**Task details**: Output all of the entries exactly as written.

--- Entries ---

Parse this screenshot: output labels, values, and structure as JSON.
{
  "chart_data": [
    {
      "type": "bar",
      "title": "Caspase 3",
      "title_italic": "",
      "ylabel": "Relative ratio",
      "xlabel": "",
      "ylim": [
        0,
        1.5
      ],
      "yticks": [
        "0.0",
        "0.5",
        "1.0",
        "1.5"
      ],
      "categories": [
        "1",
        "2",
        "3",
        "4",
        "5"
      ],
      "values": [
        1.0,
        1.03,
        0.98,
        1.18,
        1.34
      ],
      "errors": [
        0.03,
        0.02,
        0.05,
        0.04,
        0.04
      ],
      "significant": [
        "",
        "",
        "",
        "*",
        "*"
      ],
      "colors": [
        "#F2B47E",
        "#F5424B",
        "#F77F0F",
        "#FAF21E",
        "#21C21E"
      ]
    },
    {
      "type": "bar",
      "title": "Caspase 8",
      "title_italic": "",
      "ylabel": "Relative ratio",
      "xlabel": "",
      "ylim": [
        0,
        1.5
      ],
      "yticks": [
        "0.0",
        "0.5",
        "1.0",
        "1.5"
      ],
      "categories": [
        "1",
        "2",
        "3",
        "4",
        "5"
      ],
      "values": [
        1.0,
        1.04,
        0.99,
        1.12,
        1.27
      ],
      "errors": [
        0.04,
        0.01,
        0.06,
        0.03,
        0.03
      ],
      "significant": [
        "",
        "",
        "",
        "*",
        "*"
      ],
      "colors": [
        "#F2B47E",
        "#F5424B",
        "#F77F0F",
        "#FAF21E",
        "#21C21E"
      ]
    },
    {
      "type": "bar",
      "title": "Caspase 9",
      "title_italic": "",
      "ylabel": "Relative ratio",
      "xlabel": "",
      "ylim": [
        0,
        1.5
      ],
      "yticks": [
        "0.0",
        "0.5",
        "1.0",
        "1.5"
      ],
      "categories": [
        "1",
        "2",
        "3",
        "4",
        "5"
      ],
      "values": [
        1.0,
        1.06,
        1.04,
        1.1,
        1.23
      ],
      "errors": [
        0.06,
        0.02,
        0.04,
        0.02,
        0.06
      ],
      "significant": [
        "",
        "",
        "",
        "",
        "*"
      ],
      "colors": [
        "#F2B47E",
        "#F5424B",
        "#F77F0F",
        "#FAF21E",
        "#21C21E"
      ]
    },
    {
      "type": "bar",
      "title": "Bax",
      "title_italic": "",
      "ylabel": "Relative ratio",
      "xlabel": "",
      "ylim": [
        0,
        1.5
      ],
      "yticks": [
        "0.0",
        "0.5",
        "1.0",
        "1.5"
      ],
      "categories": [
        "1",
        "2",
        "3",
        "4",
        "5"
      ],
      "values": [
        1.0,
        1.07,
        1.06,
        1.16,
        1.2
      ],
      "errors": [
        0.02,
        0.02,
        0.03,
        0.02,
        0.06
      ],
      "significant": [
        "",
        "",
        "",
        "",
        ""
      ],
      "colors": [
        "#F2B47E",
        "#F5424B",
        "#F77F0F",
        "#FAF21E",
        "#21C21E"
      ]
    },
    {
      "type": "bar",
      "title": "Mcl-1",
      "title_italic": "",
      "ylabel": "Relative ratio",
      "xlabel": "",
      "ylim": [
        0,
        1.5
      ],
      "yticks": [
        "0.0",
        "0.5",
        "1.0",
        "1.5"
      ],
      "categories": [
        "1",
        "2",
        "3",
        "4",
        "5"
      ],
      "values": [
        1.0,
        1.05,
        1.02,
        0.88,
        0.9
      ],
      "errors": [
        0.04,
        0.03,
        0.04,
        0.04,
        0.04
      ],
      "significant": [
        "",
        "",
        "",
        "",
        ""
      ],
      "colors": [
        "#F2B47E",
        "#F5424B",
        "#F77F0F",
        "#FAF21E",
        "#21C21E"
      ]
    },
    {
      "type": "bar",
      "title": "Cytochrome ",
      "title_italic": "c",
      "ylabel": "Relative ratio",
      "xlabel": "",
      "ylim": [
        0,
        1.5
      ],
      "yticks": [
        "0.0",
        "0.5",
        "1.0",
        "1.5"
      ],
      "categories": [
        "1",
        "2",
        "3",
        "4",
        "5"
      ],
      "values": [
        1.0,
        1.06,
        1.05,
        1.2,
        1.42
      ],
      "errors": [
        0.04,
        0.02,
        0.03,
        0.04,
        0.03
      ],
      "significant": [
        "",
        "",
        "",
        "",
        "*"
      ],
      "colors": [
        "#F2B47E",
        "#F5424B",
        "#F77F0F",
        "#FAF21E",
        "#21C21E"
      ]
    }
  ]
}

---

**Solution to this problem**:
Parse this screenshot: output labels, values, and structure as JSON.
{
  "chart_data": [
    {
      "type": "bar",
      "title": "Caspase 3",
      "title_italic": "",
      "ylabel": "Relative ratio",
      "xlabel": "",
      "ylim": [
        0,
        1.5
      ],
      "yticks": [
        "0.0",
        "0.5",
        "1.0",
        "1.5"
      ],
      "categories": [
        "1",
        "2",
        "3",
        "4",
        "5"
      ],
      "values": [
        1.0,
        1.03,
        0.98,
        1.18,
        1.34
      ],
      "errors": [
        0.03,
        0.02,
        0.05,
        0.04,
        0.04
      ],
      "significant": [
        "",
        "",
        "",
        "*",
        "*"
      ],
      "colors": [
        "#F2B47E",
        "#F5424B",
        "#F77F0F",
        "#FAF21E",
        "#21C21E"
      ]
    },
    {
      "type": "bar",
      "title": "Caspase 8",
      "title_italic": "",
      "ylabel": "Relative ratio",
      "xlabel": "",
      "ylim": [
        0,
        1.5
      ],
      "yticks": [
        "0.0",
        "0.5",
        "1.0",
        "1.5"
      ],
      "categories": [
        "1",
        "2",
        "3",
        "4",
        "5"
      ],
      "values": [
        1.0,
        1.04,
        0.99,
        1.12,
        1.27
      ],
      "errors": [
        0.04,
        0.01,
        0.06,
        0.03,
        0.03
      ],
      "significant": [
        "",
        "",
        "",
        "*",
        "*"
      ],
      "colors": [
        "#F2B47E",
        "#F5424B",
        "#F77F0F",
        "#FAF21E",
        "#21C21E"
      ]
    },
    {
      "type": "bar",
      "title": "Caspase 9",
      "title_italic": "",
      "ylabel": "Relative ratio",
      "xlabel": "",
      "ylim": [
        0,
        1.5
      ],
      "yticks": [
        "0.0",
        "0.5",
        "1.0",
        "1.5"
      ],
      "categories": [
        "1",
        "2",
        "3",
        "4",
        "5"
      ],
      "values": [
        1.0,
        1.06,
        1.04,
        1.1,
        1.23
      ],
      "errors": [
        0.06,
        0.02,
        0.04,
        0.02,
        0.06
      ],
      "significant": [
        "",
        "",
        "",
        "",
        "*"
      ],
      "colors": [
        "#F2B47E",
        "#F5424B",
        "#F77F0F",
        "#FAF21E",
        "#21C21E"
      ]
    },
    {
      "type": "bar",
      "title": "Bax",
      "title_italic": "",
      "ylabel": "Relative ratio",
      "xlabel": "",
      "ylim": [
        0,
        1.5
      ],
      "yticks": [
        "0.0",
        "0.5",
        "1.0",
        "1.5"
      ],
      "categories": [
        "1",
        "2",
        "3",
        "4",
        "5"
      ],
      "values": [
        1.0,
        1.07,
        1.06,
        1.16,
        1.2
      ],
      "errors": [
        0.02,
        0.02,
        0.03,
        0.02,
        0.06
      ],
      "significant": [
        "",
        "",
        "",
        "",
        ""
      ],
      "colors": [
        "#F2B47E",
        "#F5424B",
        "#F77F0F",
        "#FAF21E",
        "#21C21E"
      ]
    },
    {
      "type": "bar",
      "title": "Mcl-1",
      "title_italic": "",
      "ylabel": "Relative ratio",
      "xlabel": "",
      "ylim": [
        0,
        1.5
      ],
      "yticks": [
        "0.0",
        "0.5",
        "1.0",
        "1.5"
      ],
      "categories": [
        "1",
        "2",
        "3",
        "4",
        "5"
      ],
      "values": [
        1.0,
        1.05,
        1.02,
        0.88,
        0.9
      ],
      "errors": [
        0.04,
        0.03,
        0.04,
        0.04,
        0.04
      ],
      "significant": [
        "",
        "",
        "",
        "",
        ""
      ],
      "colors": [
        "#F2B47E",
        "#F5424B",
        "#F77F0F",
        "#FAF21E",
        "#21C21E"
      ]
    },
    {
      "type": "bar",
      "title": "Cytochrome ",
      "title_italic": "c",
      "ylabel": "Relative ratio",
      "xlabel": "",
      "ylim": [
        0,
        1.5
      ],
      "yticks": [
        "0.0",
        "0.5",
        "1.0",
        "1.5"
      ],
      "categories": [
        "1",
        "2",
        "3",
        "4",
        "5"
      ],
      "values": [
        1.0,
        1.06,
        1.05,
        1.2,
        1.42
      ],
      "errors": [
        0.04,
        0.02,
        0.03,
        0.04,
        0.03
      ],
      "significant": [
        "",
        "",
        "",
        "",
        "*"
      ],
      "colors": [
        "#F2B47E",
        "#F5424B",
        "#F77F0F",
        "#FAF21E",
        "#21C21E"
      ]
    }
  ]
}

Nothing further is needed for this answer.